Report, as a bare number, how many lines hold "Dynasties".
***** Input data *****
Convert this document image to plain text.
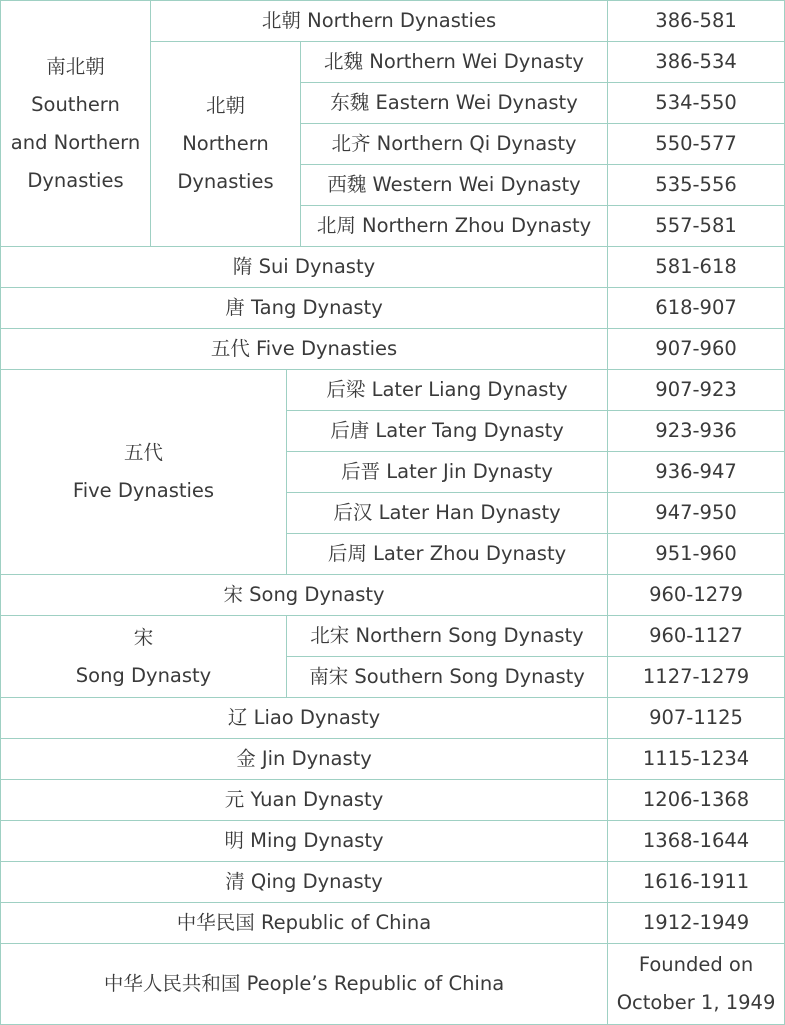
南北朝
Southern
and Northern
Dynasties	北朝 Northern Dynasties			386-581

	北朝
Northern
Dynasties		北魏 Northern Wei Dynasty	386-534
			东魏 Eastern Wei Dynasty	534-550
			北齐 Northern Qi Dynasty	550-577
			西魏 Western Wei Dynasty	535-556
			北周 Northern Zhou Dynasty	557-581
隋 Sui Dynasty				581-618
唐 Tang Dynasty				618-907
五代 Five Dynasties				907-960

五代
Five Dynasties		后梁 Later Liang Dynasty		907-923
		后唐 Later Tang Dynasty		923-936
		后晋 Later Jin Dynasty		936-947
		后汉 Later Han Dynasty		947-950
		后周 Later Zhou Dynasty		951-960
宋 Song Dynasty				960-1279

宋
Song Dynasty		北宋 Northern Song Dynasty		960-1127
		南宋 Southern Song Dynasty		1127-1279
辽 Liao Dynasty				907-1125
金 Jin Dynasty				1115-1234
元 Yuan Dynasty				1206-1368
明 Ming Dynasty				1368-1644
清 Qing Dynasty				1616-1911
中华民国 Republic of China				1912-1949
中华人民共和国 People’s Republic of China				Founded on
October 1, 1949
*****
▶ Exercise output
4